* **Texte à lire**:
◆ ◆ ◆ ◆ ◆

La supercherie et le double langage de Staline s'adressait plus habilement à une classe ouvrière rentrée dans le rang que Poutine face à sa population indistincte: "Le refus de la délégation de pouvoir était motivé par une méfiance croissante du "patron" Staline vis à vis... des "bureaucrates", thème obsessionnel de sa correspondance".

"En septembre 1936, après avoir nommé Ejov à la tête du NKVD, Staline engagea une vaste campagne anti-bureaucratique, populiste et policière contre les cadres industriels soupçonnés de dissimuler les capacités réelles de production".(p.189) "La stratégie populiste, manière singulière pour le Guide de communiquer avec les masses, par-dessus la tête de la bureaucratie" (dixit Poutine qui s'en inspire visiblement).

Comme Arlette Laguiller, Staline opposait : "les petites gens, les simples membres du parti autrement plus près de la vérité que certains grands seigneurs" (p.272).

"L'appel populiste aux militants de base, encouragés à dénoncer leur hiérarchie, s'avère néanmoins une arme à la fois inefficace et difficile à manier. Jusqu'en mai-juin 1937, les bureaucraties communistes locales, dirigées par des "petits Staline", parvinrent à museler les critiques de la base, à préserver leurs "cercles de famille" et les vagues prérogatives acquises durant les années où le régime n'avait pas clairement défini les attributions de ces appareils proliférants chargés d'encadrer et de contrôler le corps social".

UNE GRANDE TERREUR FUITE EN AVANT

"Loin d'être un projet soigneusement planifié, mis en place par Staline à partir de l'assassinat de Serguei Kirov et révélant la paranoïa d'un dictateur tout puissant, la "Grande Terreur" aurait été une sorte de "fuite en avant vers le chaos" (...) Le processus se serait alors emballé de manière anarchique et incontrôlée, reflétant des violences sociales latentes, des réglements de compte, des conflits entre les clans et les cliques locales. Par bien des aspects, le développement de la "Grande Terreur" aurait anticipé le tour pris, trente ans plus tard, par la "Révolution culturelle" chinoise" (p.206). C'est pas une question d'anticipation, c'est une constante au Xxe siècle, tout régime autarcique conduit à des holocaustes!

◆ ◆ ◆ ◆ ◆

* **Consigne**: D'après le texte sur Staline, qui fut nommé à la tête du NKVD en septembre 1936 ?

◆ ◆ ◆ ◆ ◆

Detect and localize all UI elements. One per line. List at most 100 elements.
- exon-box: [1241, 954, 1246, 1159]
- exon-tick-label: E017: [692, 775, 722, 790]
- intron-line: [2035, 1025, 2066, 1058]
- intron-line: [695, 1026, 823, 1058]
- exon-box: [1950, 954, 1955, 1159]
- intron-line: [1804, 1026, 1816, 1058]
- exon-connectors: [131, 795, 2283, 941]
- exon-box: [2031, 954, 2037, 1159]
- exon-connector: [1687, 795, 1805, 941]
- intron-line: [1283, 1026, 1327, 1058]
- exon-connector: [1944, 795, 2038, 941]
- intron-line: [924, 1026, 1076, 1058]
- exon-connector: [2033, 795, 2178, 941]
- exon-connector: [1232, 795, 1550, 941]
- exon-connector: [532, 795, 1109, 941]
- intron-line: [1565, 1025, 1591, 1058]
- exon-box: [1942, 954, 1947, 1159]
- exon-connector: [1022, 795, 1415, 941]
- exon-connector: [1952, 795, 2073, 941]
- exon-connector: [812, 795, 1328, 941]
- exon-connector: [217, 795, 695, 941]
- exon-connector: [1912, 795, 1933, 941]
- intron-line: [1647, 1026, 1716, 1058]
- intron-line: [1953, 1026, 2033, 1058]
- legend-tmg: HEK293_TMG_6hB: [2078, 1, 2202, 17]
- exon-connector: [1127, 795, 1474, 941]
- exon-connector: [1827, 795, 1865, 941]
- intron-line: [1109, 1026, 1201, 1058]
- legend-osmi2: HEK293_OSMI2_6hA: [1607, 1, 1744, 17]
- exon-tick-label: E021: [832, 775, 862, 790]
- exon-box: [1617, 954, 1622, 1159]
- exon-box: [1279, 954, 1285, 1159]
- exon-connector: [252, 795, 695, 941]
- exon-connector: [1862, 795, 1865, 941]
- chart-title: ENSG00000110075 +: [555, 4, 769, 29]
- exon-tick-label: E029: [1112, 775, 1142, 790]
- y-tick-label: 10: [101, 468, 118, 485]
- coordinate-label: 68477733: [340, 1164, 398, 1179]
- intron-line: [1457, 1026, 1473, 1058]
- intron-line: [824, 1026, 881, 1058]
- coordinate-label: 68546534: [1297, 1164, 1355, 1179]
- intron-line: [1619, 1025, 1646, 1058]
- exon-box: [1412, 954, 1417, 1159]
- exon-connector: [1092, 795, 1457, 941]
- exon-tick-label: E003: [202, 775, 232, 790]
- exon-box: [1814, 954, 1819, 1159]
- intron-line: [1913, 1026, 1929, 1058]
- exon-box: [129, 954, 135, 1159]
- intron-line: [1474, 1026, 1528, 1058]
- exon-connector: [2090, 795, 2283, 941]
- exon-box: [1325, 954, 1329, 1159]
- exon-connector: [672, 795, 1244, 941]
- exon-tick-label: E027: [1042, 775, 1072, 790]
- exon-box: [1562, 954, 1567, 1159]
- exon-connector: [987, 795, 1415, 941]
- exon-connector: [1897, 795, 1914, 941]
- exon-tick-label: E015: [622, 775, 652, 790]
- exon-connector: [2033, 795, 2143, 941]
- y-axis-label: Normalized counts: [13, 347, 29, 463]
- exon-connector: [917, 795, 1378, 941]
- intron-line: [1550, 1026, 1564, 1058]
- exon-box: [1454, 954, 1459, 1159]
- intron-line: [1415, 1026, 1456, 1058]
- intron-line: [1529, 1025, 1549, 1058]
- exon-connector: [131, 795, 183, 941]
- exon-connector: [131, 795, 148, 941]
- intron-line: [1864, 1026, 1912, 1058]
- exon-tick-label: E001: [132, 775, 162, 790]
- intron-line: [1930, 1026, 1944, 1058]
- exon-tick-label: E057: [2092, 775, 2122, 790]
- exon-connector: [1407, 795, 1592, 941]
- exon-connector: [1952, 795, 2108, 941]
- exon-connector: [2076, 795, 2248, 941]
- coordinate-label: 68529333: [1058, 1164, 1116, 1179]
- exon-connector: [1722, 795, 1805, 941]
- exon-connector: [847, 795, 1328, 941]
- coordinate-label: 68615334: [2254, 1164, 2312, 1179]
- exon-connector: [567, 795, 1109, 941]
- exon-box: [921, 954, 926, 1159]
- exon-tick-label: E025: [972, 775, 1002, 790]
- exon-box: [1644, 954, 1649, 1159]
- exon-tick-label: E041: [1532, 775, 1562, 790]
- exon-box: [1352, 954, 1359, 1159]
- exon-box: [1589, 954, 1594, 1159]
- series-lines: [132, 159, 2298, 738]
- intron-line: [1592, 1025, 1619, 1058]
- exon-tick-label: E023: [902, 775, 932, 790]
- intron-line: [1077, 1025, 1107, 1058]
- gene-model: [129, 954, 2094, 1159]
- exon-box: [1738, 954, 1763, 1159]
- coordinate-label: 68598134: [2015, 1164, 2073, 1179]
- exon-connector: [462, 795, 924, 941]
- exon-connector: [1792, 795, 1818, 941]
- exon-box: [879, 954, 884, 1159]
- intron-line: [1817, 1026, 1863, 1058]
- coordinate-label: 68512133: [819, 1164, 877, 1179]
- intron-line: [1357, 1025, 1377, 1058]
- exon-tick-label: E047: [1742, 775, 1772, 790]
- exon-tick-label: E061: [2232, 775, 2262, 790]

◆ ◆ ◆ ◆ ◆

* **Réponse**: Ejov.